╭─ Source material
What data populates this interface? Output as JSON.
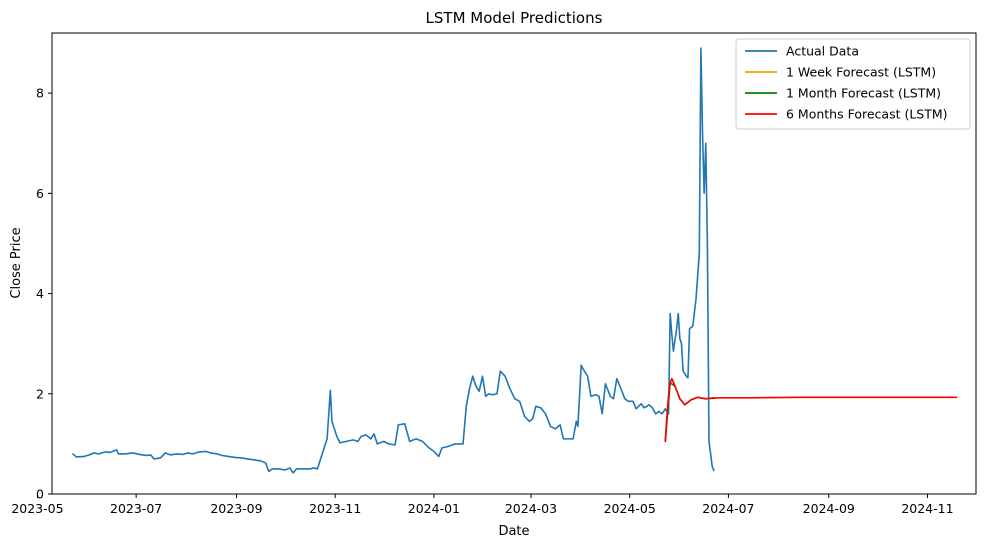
{
  "chart_data": {
    "type": "line",
    "title": "LSTM Model Predictions",
    "xlabel": "Date",
    "ylabel": "Close Price",
    "xlim": [
      "2023-05-10",
      "2024-12-01"
    ],
    "ylim": [
      0,
      9.2
    ],
    "x_ticks": [
      "2023-05",
      "2023-07",
      "2023-09",
      "2023-11",
      "2024-01",
      "2024-03",
      "2024-05",
      "2024-07",
      "2024-09",
      "2024-11"
    ],
    "y_ticks": [
      0,
      2,
      4,
      6,
      8
    ],
    "legend_position": "top-right",
    "grid": false,
    "series": [
      {
        "name": "Actual Data",
        "color": "#1f77b4",
        "points": [
          [
            "2023-05-23",
            0.8
          ],
          [
            "2023-05-25",
            0.74
          ],
          [
            "2023-05-30",
            0.75
          ],
          [
            "2023-06-02",
            0.78
          ],
          [
            "2023-06-05",
            0.82
          ],
          [
            "2023-06-08",
            0.8
          ],
          [
            "2023-06-12",
            0.84
          ],
          [
            "2023-06-15",
            0.83
          ],
          [
            "2023-06-19",
            0.88
          ],
          [
            "2023-06-20",
            0.8
          ],
          [
            "2023-06-24",
            0.8
          ],
          [
            "2023-06-29",
            0.82
          ],
          [
            "2023-07-03",
            0.79
          ],
          [
            "2023-07-07",
            0.77
          ],
          [
            "2023-07-10",
            0.78
          ],
          [
            "2023-07-12",
            0.7
          ],
          [
            "2023-07-16",
            0.72
          ],
          [
            "2023-07-19",
            0.82
          ],
          [
            "2023-07-22",
            0.78
          ],
          [
            "2023-07-26",
            0.8
          ],
          [
            "2023-07-30",
            0.79
          ],
          [
            "2023-08-02",
            0.82
          ],
          [
            "2023-08-05",
            0.8
          ],
          [
            "2023-08-09",
            0.84
          ],
          [
            "2023-08-13",
            0.85
          ],
          [
            "2023-08-16",
            0.82
          ],
          [
            "2023-08-20",
            0.8
          ],
          [
            "2023-08-23",
            0.77
          ],
          [
            "2023-08-27",
            0.75
          ],
          [
            "2023-08-31",
            0.73
          ],
          [
            "2023-09-04",
            0.72
          ],
          [
            "2023-09-08",
            0.7
          ],
          [
            "2023-09-12",
            0.68
          ],
          [
            "2023-09-16",
            0.66
          ],
          [
            "2023-09-19",
            0.62
          ],
          [
            "2023-09-21",
            0.45
          ],
          [
            "2023-09-23",
            0.5
          ],
          [
            "2023-09-27",
            0.5
          ],
          [
            "2023-10-01",
            0.48
          ],
          [
            "2023-10-04",
            0.52
          ],
          [
            "2023-10-06",
            0.42
          ],
          [
            "2023-10-08",
            0.5
          ],
          [
            "2023-10-12",
            0.5
          ],
          [
            "2023-10-16",
            0.5
          ],
          [
            "2023-10-19",
            0.52
          ],
          [
            "2023-10-21",
            0.5
          ],
          [
            "2023-10-24",
            0.8
          ],
          [
            "2023-10-27",
            1.1
          ],
          [
            "2023-10-29",
            2.07
          ],
          [
            "2023-10-30",
            1.45
          ],
          [
            "2023-11-02",
            1.15
          ],
          [
            "2023-11-04",
            1.02
          ],
          [
            "2023-11-08",
            1.05
          ],
          [
            "2023-11-12",
            1.08
          ],
          [
            "2023-11-15",
            1.05
          ],
          [
            "2023-11-17",
            1.15
          ],
          [
            "2023-11-20",
            1.18
          ],
          [
            "2023-11-23",
            1.1
          ],
          [
            "2023-11-25",
            1.2
          ],
          [
            "2023-11-27",
            1.0
          ],
          [
            "2023-12-01",
            1.05
          ],
          [
            "2023-12-04",
            1.0
          ],
          [
            "2023-12-08",
            0.98
          ],
          [
            "2023-12-10",
            1.38
          ],
          [
            "2023-12-14",
            1.4
          ],
          [
            "2023-12-17",
            1.05
          ],
          [
            "2023-12-21",
            1.1
          ],
          [
            "2023-12-25",
            1.05
          ],
          [
            "2023-12-29",
            0.92
          ],
          [
            "2024-01-01",
            0.85
          ],
          [
            "2024-01-04",
            0.75
          ],
          [
            "2024-01-06",
            0.92
          ],
          [
            "2024-01-10",
            0.95
          ],
          [
            "2024-01-14",
            1.0
          ],
          [
            "2024-01-19",
            1.0
          ],
          [
            "2024-01-21",
            1.75
          ],
          [
            "2024-01-23",
            2.1
          ],
          [
            "2024-01-25",
            2.35
          ],
          [
            "2024-01-27",
            2.15
          ],
          [
            "2024-01-29",
            2.05
          ],
          [
            "2024-01-31",
            2.35
          ],
          [
            "2024-02-02",
            1.95
          ],
          [
            "2024-02-04",
            2.0
          ],
          [
            "2024-02-06",
            1.98
          ],
          [
            "2024-02-09",
            2.0
          ],
          [
            "2024-02-11",
            2.45
          ],
          [
            "2024-02-14",
            2.35
          ],
          [
            "2024-02-17",
            2.1
          ],
          [
            "2024-02-20",
            1.9
          ],
          [
            "2024-02-23",
            1.85
          ],
          [
            "2024-02-26",
            1.55
          ],
          [
            "2024-02-29",
            1.45
          ],
          [
            "2024-03-02",
            1.5
          ],
          [
            "2024-03-04",
            1.75
          ],
          [
            "2024-03-07",
            1.72
          ],
          [
            "2024-03-10",
            1.6
          ],
          [
            "2024-03-13",
            1.35
          ],
          [
            "2024-03-16",
            1.3
          ],
          [
            "2024-03-19",
            1.38
          ],
          [
            "2024-03-21",
            1.1
          ],
          [
            "2024-03-24",
            1.1
          ],
          [
            "2024-03-27",
            1.1
          ],
          [
            "2024-03-29",
            1.45
          ],
          [
            "2024-03-30",
            1.35
          ],
          [
            "2024-04-01",
            2.57
          ],
          [
            "2024-04-03",
            2.45
          ],
          [
            "2024-04-05",
            2.35
          ],
          [
            "2024-04-07",
            1.95
          ],
          [
            "2024-04-10",
            1.98
          ],
          [
            "2024-04-12",
            1.95
          ],
          [
            "2024-04-14",
            1.6
          ],
          [
            "2024-04-16",
            2.2
          ],
          [
            "2024-04-19",
            1.95
          ],
          [
            "2024-04-21",
            1.9
          ],
          [
            "2024-04-23",
            2.3
          ],
          [
            "2024-04-25",
            2.15
          ],
          [
            "2024-04-28",
            1.9
          ],
          [
            "2024-04-30",
            1.85
          ],
          [
            "2024-05-03",
            1.85
          ],
          [
            "2024-05-05",
            1.7
          ],
          [
            "2024-05-08",
            1.8
          ],
          [
            "2024-05-10",
            1.72
          ],
          [
            "2024-05-13",
            1.78
          ],
          [
            "2024-05-15",
            1.72
          ],
          [
            "2024-05-17",
            1.6
          ],
          [
            "2024-05-19",
            1.65
          ],
          [
            "2024-05-21",
            1.6
          ],
          [
            "2024-05-23",
            1.7
          ],
          [
            "2024-05-25",
            1.6
          ],
          [
            "2024-05-26",
            3.6
          ],
          [
            "2024-05-27",
            3.2
          ],
          [
            "2024-05-28",
            2.85
          ],
          [
            "2024-05-30",
            3.3
          ],
          [
            "2024-05-31",
            3.6
          ],
          [
            "2024-06-01",
            3.1
          ],
          [
            "2024-06-02",
            3.0
          ],
          [
            "2024-06-03",
            2.45
          ],
          [
            "2024-06-05",
            2.35
          ],
          [
            "2024-06-06",
            2.32
          ],
          [
            "2024-06-07",
            3.3
          ],
          [
            "2024-06-09",
            3.35
          ],
          [
            "2024-06-11",
            3.9
          ],
          [
            "2024-06-13",
            4.8
          ],
          [
            "2024-06-14",
            8.9
          ],
          [
            "2024-06-15",
            7.2
          ],
          [
            "2024-06-16",
            6.0
          ],
          [
            "2024-06-17",
            7.0
          ],
          [
            "2024-06-18",
            5.0
          ],
          [
            "2024-06-19",
            1.05
          ],
          [
            "2024-06-20",
            0.8
          ],
          [
            "2024-06-21",
            0.55
          ],
          [
            "2024-06-22",
            0.47
          ]
        ]
      },
      {
        "name": "1 Week Forecast (LSTM)",
        "color": "#ff9f00",
        "points": [
          [
            "2024-05-23",
            1.05
          ],
          [
            "2024-05-24",
            1.55
          ],
          [
            "2024-05-25",
            1.95
          ],
          [
            "2024-05-26",
            2.22
          ],
          [
            "2024-05-27",
            2.3
          ],
          [
            "2024-05-28",
            2.25
          ],
          [
            "2024-05-29",
            2.15
          ]
        ]
      },
      {
        "name": "1 Month Forecast (LSTM)",
        "color": "#008000",
        "points": [
          [
            "2024-05-23",
            1.05
          ],
          [
            "2024-05-26",
            2.22
          ],
          [
            "2024-05-29",
            2.15
          ],
          [
            "2024-06-01",
            1.9
          ],
          [
            "2024-06-04",
            1.78
          ],
          [
            "2024-06-08",
            1.88
          ],
          [
            "2024-06-12",
            1.93
          ],
          [
            "2024-06-17",
            1.9
          ],
          [
            "2024-06-22",
            1.92
          ]
        ]
      },
      {
        "name": "6 Months Forecast (LSTM)",
        "color": "#ff0000",
        "points": [
          [
            "2024-05-23",
            1.05
          ],
          [
            "2024-05-24",
            1.55
          ],
          [
            "2024-05-25",
            1.95
          ],
          [
            "2024-05-26",
            2.22
          ],
          [
            "2024-05-27",
            2.3
          ],
          [
            "2024-05-29",
            2.15
          ],
          [
            "2024-06-01",
            1.9
          ],
          [
            "2024-06-04",
            1.78
          ],
          [
            "2024-06-08",
            1.88
          ],
          [
            "2024-06-12",
            1.93
          ],
          [
            "2024-06-17",
            1.9
          ],
          [
            "2024-06-25",
            1.92
          ],
          [
            "2024-07-15",
            1.92
          ],
          [
            "2024-08-15",
            1.93
          ],
          [
            "2024-09-15",
            1.93
          ],
          [
            "2024-10-15",
            1.93
          ],
          [
            "2024-11-19",
            1.93
          ]
        ]
      }
    ]
  }
}
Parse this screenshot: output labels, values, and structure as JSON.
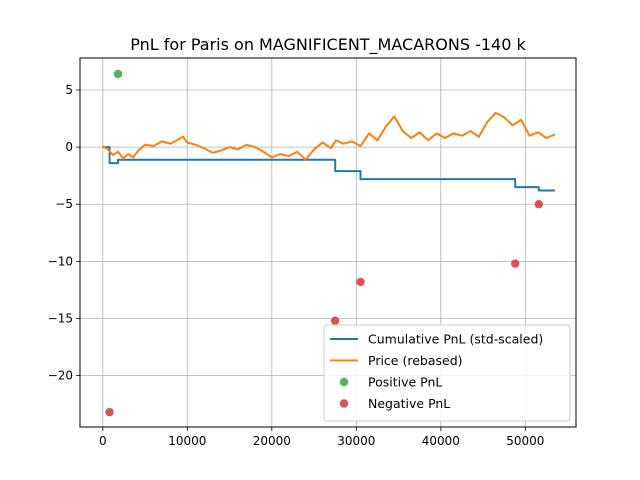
╰─
*Description of the task*: Copy each line above containing the string "LSTM".

*Result below*:
    "title": "LSTM Model Predictions",
        "name": "1 Week Forecast (LSTM)",
        "name": "1 Month Forecast (LSTM)",
        "name": "6 Months Forecast (LSTM)",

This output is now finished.